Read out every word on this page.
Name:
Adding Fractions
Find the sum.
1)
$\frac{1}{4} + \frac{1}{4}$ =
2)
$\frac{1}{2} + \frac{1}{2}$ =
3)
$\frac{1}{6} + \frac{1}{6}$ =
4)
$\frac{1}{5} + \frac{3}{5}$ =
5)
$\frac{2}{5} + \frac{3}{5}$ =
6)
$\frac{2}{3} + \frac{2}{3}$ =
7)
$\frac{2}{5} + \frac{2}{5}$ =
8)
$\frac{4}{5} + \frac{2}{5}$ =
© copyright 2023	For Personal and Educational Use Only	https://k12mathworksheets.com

____________

The exercise: Word for word, quote all of the data above.

Solved problem:
Read out every word on this page.
Name:
Adding Fractions
Find the sum.
1)
$\frac{1}{4} + \frac{1}{4}$ =
2)
$\frac{1}{2} + \frac{1}{2}$ =
3)
$\frac{1}{6} + \frac{1}{6}$ =
4)
$\frac{1}{5} + \frac{3}{5}$ =
5)
$\frac{2}{5} + \frac{3}{5}$ =
6)
$\frac{2}{3} + \frac{2}{3}$ =
7)
$\frac{2}{5} + \frac{2}{5}$ =
8)
$\frac{4}{5} + \frac{2}{5}$ =
© copyright 2023	For Personal and Educational Use Only	https://k12mathworksheets.com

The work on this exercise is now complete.